## [Reading text]

# Interesting Tidbit



## James the Just (Feb 11, 2022)

Here's an interesting tidbit. I've calculated Bilbo's birthday was on September 9, 4631 BC by our calendar (Gregorian projected backwards) and thus his astrological sign and degree and is 18º Virgo. Guess who's also has the same sign? Martin Freeman at 15º Virgo. Very close, but not as close as Ian Holm at 18º Virgo! Yes, that's right. Not only the same sign but degree as well. What are the odds?


----------



## Olorgando (Feb 12, 2022)

There is a serious flaw with horoscopes, and probably most "systems" of astrology (besides their having been geocentric rather than heliocentric for the longest times of their existence): the earth's "axial precession".

From the Wikipedia article of the same name:

"... the apparent position of the Sun relative to the backdrop of the stars at some seasonally fixed time slowly regresses a full 360° through all twelve traditional constellations of the zodiac, at the rate of about 50.3 seconds of arc per year, or 1 degree every 71.6 years.
At present, the rate of precession corresponds to a period of 25,772 years, so tropical year is shorter than sidereal year by 1,224.5 seconds (20 min 24.5 s, ~365.24219*86400/25772)."

The tropical year is that from one of the four "markers" for the seasons, the summer and winter solstices, and the vernal and autumnal equinoxes. The sidereal year is the time it takes to reach the same position relative to the background of the stars.

## [Entries supplied]

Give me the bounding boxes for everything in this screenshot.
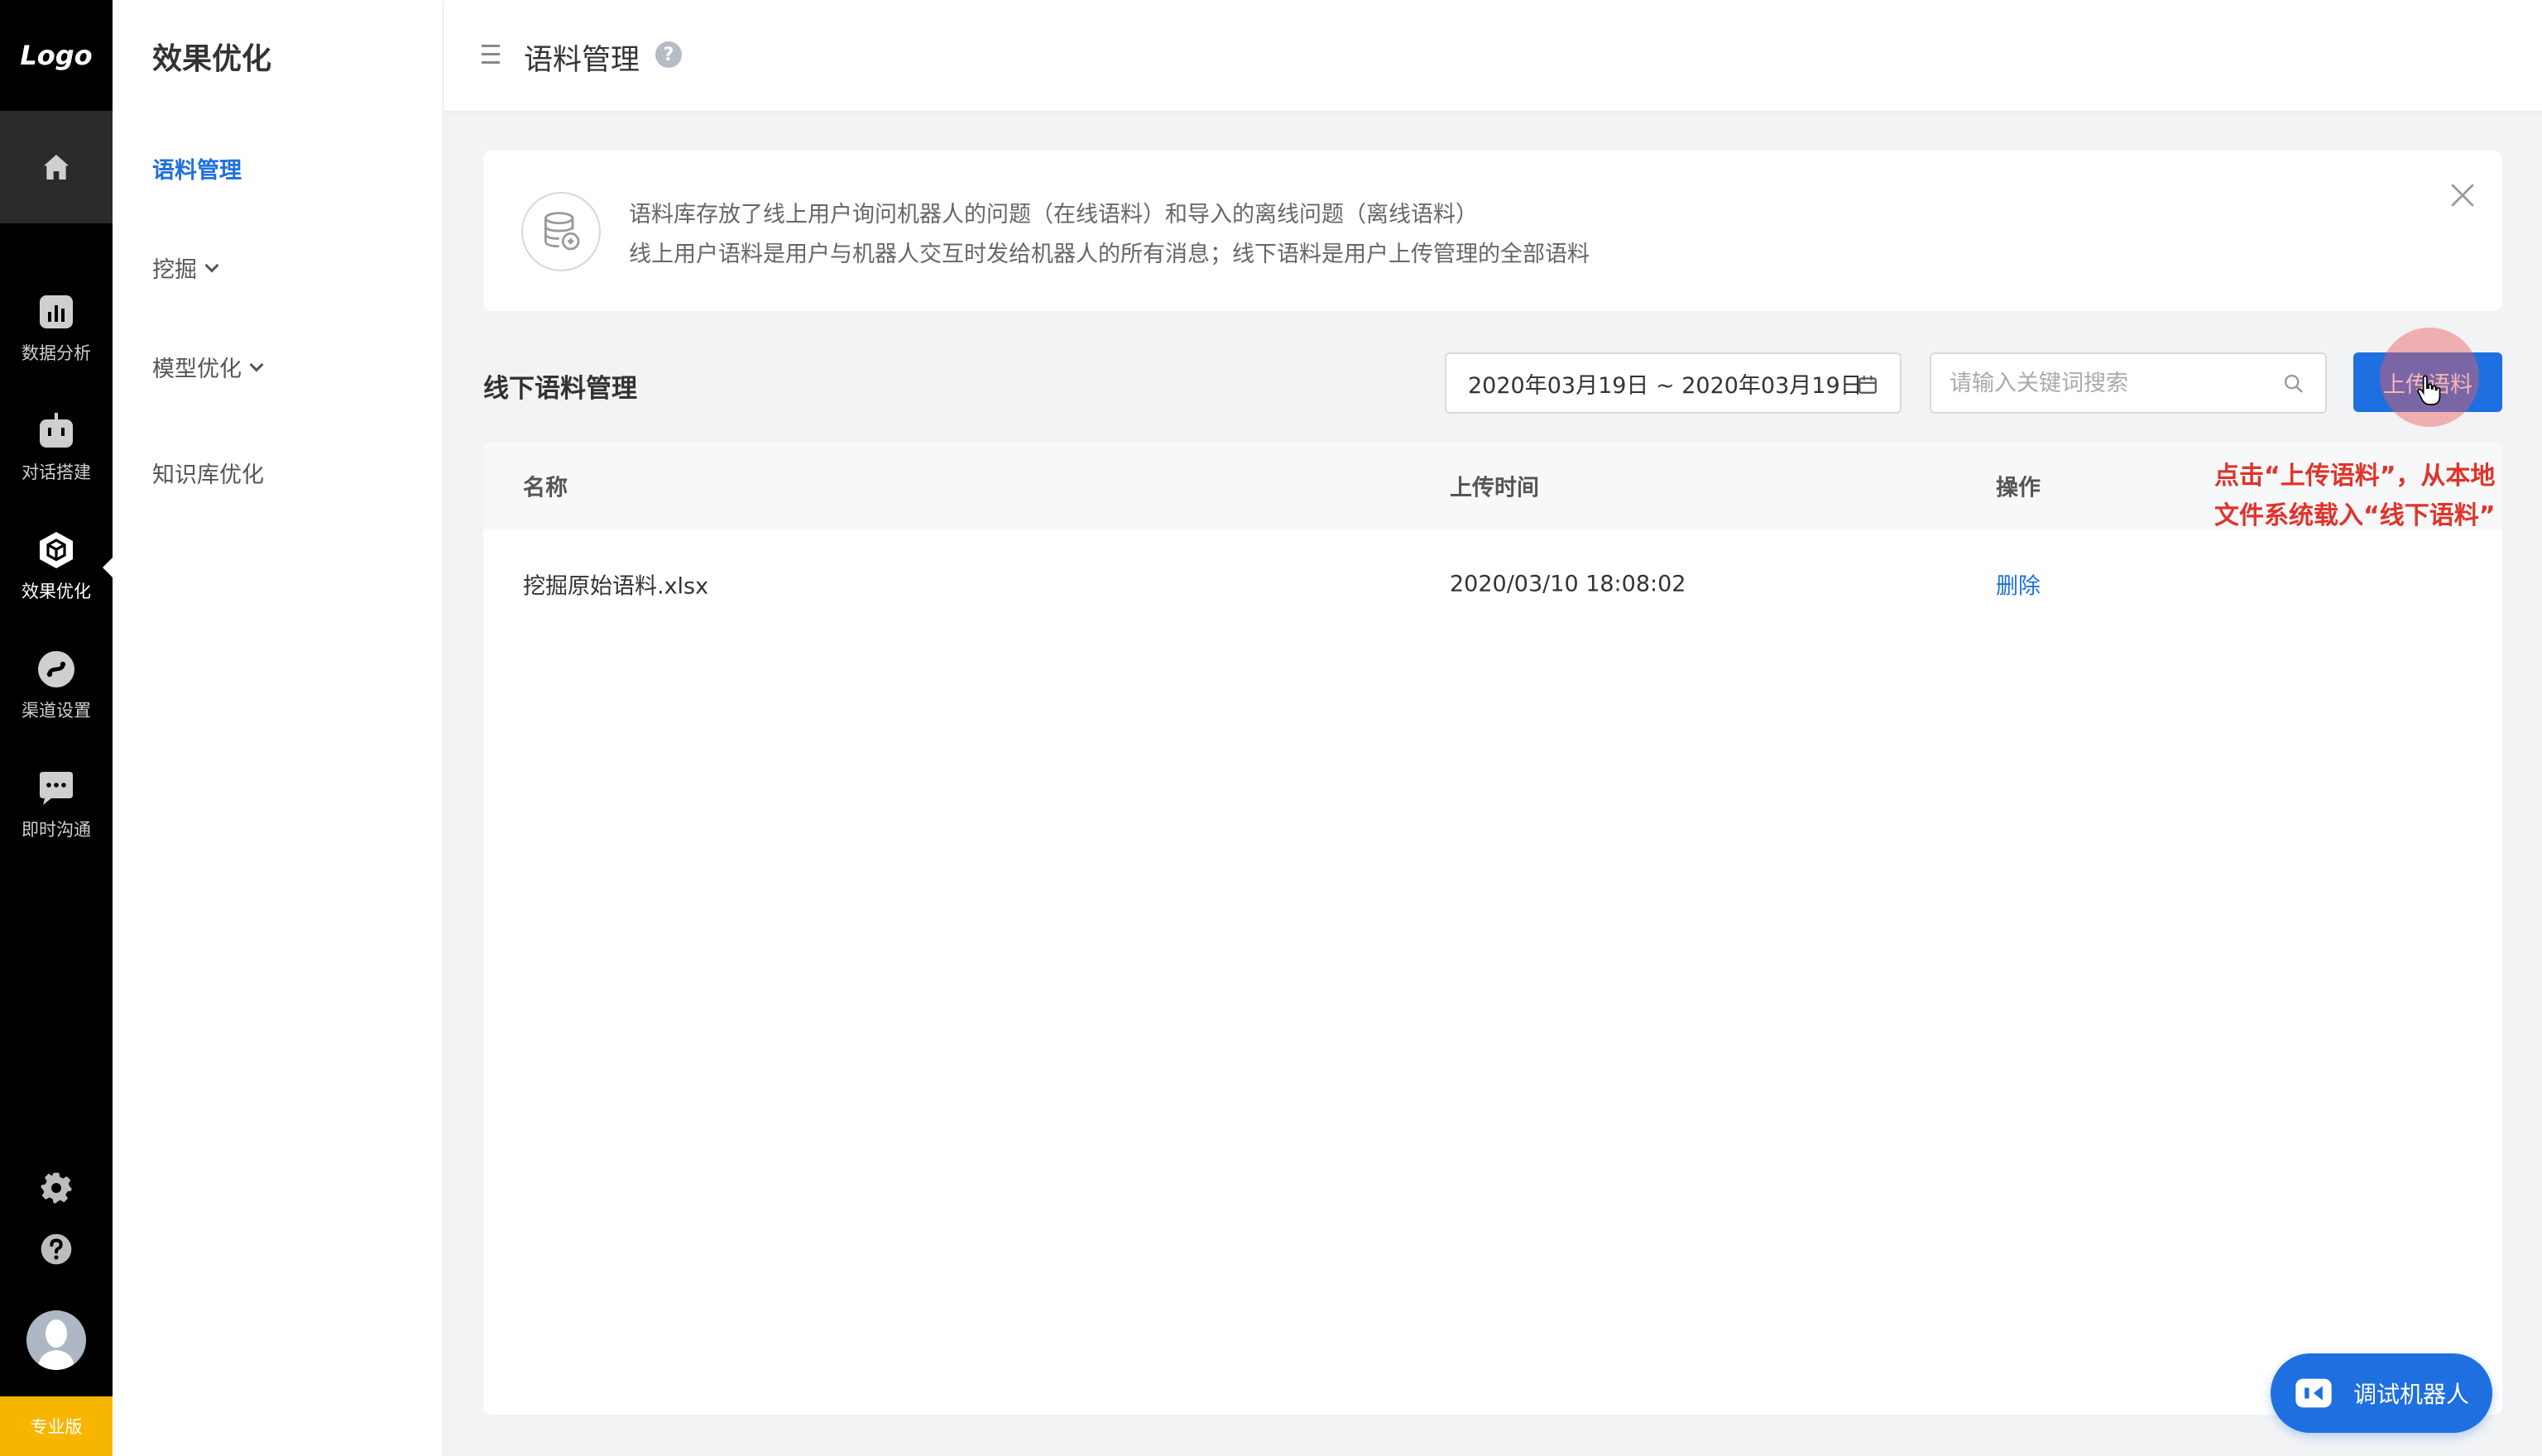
logo: Logo bbox=[20, 40, 93, 71]
gear-icon[interactable] bbox=[36, 1168, 76, 1208]
date-range-picker[interactable]: 2020年03月19日 ~ 2020年03月19日 bbox=[1445, 352, 1902, 414]
cell-name: 挖掘原始语料.xlsx bbox=[523, 573, 709, 600]
bar-chart-icon bbox=[36, 292, 76, 332]
rail-item-label: 数据分析 bbox=[22, 343, 91, 363]
submenu-title: 效果优化 bbox=[152, 42, 272, 76]
bot-icon bbox=[2295, 1378, 2332, 1408]
annotation-line-1: 点击“上传语料”，从本地 bbox=[2214, 462, 2496, 491]
submenu-item-kb-optimization[interactable]: 知识库优化 bbox=[152, 457, 264, 489]
rail-item-label: 渠道设置 bbox=[22, 701, 91, 721]
calendar-icon bbox=[1859, 376, 1877, 394]
chevron-down-icon bbox=[249, 357, 264, 371]
info-text: 语料库存放了线上用户询问机器人的问题（在线语料）和导入的离线问题（离线语料） 线… bbox=[629, 195, 1590, 275]
table-header: 名称 上传时间 操作 bbox=[483, 442, 2502, 529]
rail-item-channel-settings[interactable]: 渠道设置 bbox=[0, 632, 113, 740]
rail-item-label: 对话搭建 bbox=[22, 462, 91, 482]
annotation-line-2: 文件系统载入“线下语料” bbox=[2214, 501, 2496, 530]
info-line-1: 语料库存放了线上用户询问机器人的问题（在线语料）和导入的离线问题（离线语料） bbox=[629, 202, 1478, 228]
search-icon[interactable] bbox=[2282, 372, 2305, 395]
menu-toggle-icon[interactable] bbox=[482, 45, 500, 65]
question-icon[interactable]: ? bbox=[655, 41, 682, 68]
table-row: 挖掘原始语料.xlsx 2020/03/10 18:08:02 删除 bbox=[483, 529, 2502, 639]
info-banner: 语料库存放了线上用户询问机器人的问题（在线语料）和导入的离线问题（离线语料） 线… bbox=[483, 151, 2502, 311]
corpus-table: 名称 上传时间 操作 挖掘原始语料.xlsx 2020/03/10 18:08:… bbox=[483, 442, 2502, 1415]
edition-badge: 专业版 bbox=[0, 1396, 113, 1456]
search-input[interactable] bbox=[1931, 354, 2262, 412]
help-icon[interactable] bbox=[36, 1229, 76, 1269]
rail-item-optimization[interactable]: 效果优化 bbox=[0, 513, 113, 620]
debug-bot-button[interactable]: 调试机器人 bbox=[2271, 1353, 2492, 1433]
database-icon bbox=[521, 192, 601, 271]
submenu-item-label: 挖掘 bbox=[152, 257, 197, 283]
submenu-item-mining[interactable]: 挖掘 bbox=[152, 251, 219, 284]
chat-icon bbox=[36, 769, 76, 808]
upload-corpus-button[interactable]: 上传语料 bbox=[2353, 352, 2502, 412]
cell-time: 2020/03/10 18:08:02 bbox=[1450, 571, 1686, 597]
cube-icon bbox=[36, 530, 76, 570]
home-button[interactable] bbox=[0, 111, 113, 223]
robot-icon bbox=[36, 411, 76, 451]
home-icon bbox=[44, 155, 69, 180]
submenu-item-model-optimization[interactable]: 模型优化 bbox=[152, 351, 264, 383]
column-header-op: 操作 bbox=[1996, 475, 2041, 501]
page-title: 语料管理 bbox=[524, 44, 640, 77]
section-title: 线下语料管理 bbox=[483, 374, 637, 404]
secondary-menu: 效果优化 语料管理 挖掘 模型优化 知识库优化 bbox=[113, 0, 444, 1456]
page-header: 语料管理 ? bbox=[444, 0, 2542, 111]
rail-item-label: 效果优化 bbox=[22, 582, 91, 601]
debug-bot-label: 调试机器人 bbox=[2353, 1381, 2470, 1408]
channel-icon bbox=[36, 649, 76, 689]
rail-item-instant-chat[interactable]: 即时沟通 bbox=[0, 751, 113, 859]
submenu-item-label: 语料管理 bbox=[152, 158, 242, 184]
submenu-item-corpus[interactable]: 语料管理 bbox=[152, 152, 242, 184]
main-nav-rail: Logo 数据分析 对话搭建 效果优化 渠道设置 即时沟通 专业版 bbox=[0, 0, 114, 1456]
column-header-name: 名称 bbox=[523, 475, 568, 501]
submenu-item-label: 模型优化 bbox=[152, 357, 242, 382]
chevron-down-icon bbox=[204, 258, 219, 272]
delete-link[interactable]: 删除 bbox=[1996, 568, 2041, 601]
search-box bbox=[1930, 352, 2327, 414]
rail-item-dialog-builder[interactable]: 对话搭建 bbox=[0, 394, 113, 501]
close-icon[interactable] bbox=[2448, 180, 2477, 210]
date-range-value: 2020年03月19日 ~ 2020年03月19日 bbox=[1468, 372, 1863, 399]
avatar[interactable] bbox=[26, 1310, 86, 1370]
rail-item-label: 即时沟通 bbox=[22, 820, 91, 840]
column-header-time: 上传时间 bbox=[1450, 475, 1539, 501]
submenu-item-label: 知识库优化 bbox=[152, 462, 264, 488]
info-line-2: 线上用户语料是用户与机器人交互时发给机器人的所有消息；线下语料是用户上传管理的全… bbox=[629, 242, 1590, 267]
annotation-callout: 点击“上传语料”，从本地 文件系统载入“线下语料” bbox=[2214, 457, 2529, 536]
rail-item-data-analysis[interactable]: 数据分析 bbox=[0, 275, 113, 382]
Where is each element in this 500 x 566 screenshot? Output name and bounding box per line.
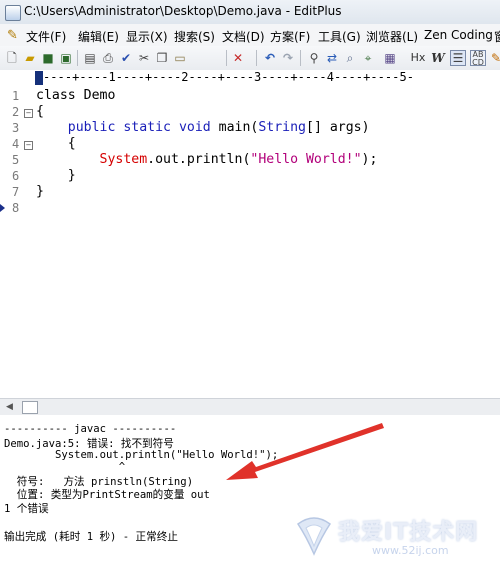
arrow-shape <box>226 423 384 480</box>
watermark-logo-icon <box>296 517 332 556</box>
watermark-site-name: 我爱IT技术网 <box>338 520 479 545</box>
annotation-arrow <box>226 423 384 480</box>
watermark-url: www.52ij.com <box>372 544 449 557</box>
watermark: 我爱IT技术网 www.52ij.com <box>282 512 494 562</box>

## [Goals]
• A. Which markers for the seasons does the forum thread name when it defines the tropical year?
• B. Could you copy everything in the records from the line that contains "arrow-shape <box>226 423 384 480</box>" down to the last line of the records, both ends included?
The forum thread and the records have nothing to do with each other.

## [Task-by-task outputs]
• A. The summer solstice, the winter solstice, the vernal equinox and the autumnal equinox.

• B.
arrow-shape <box>226 423 384 480</box>
watermark-logo-icon <box>296 517 332 556</box>
watermark-site-name: 我爱IT技术网 <box>338 520 479 545</box>
annotation-arrow <box>226 423 384 480</box>
watermark-url: www.52ij.com <box>372 544 449 557</box>
watermark: 我爱IT技术网 www.52ij.com <box>282 512 494 562</box>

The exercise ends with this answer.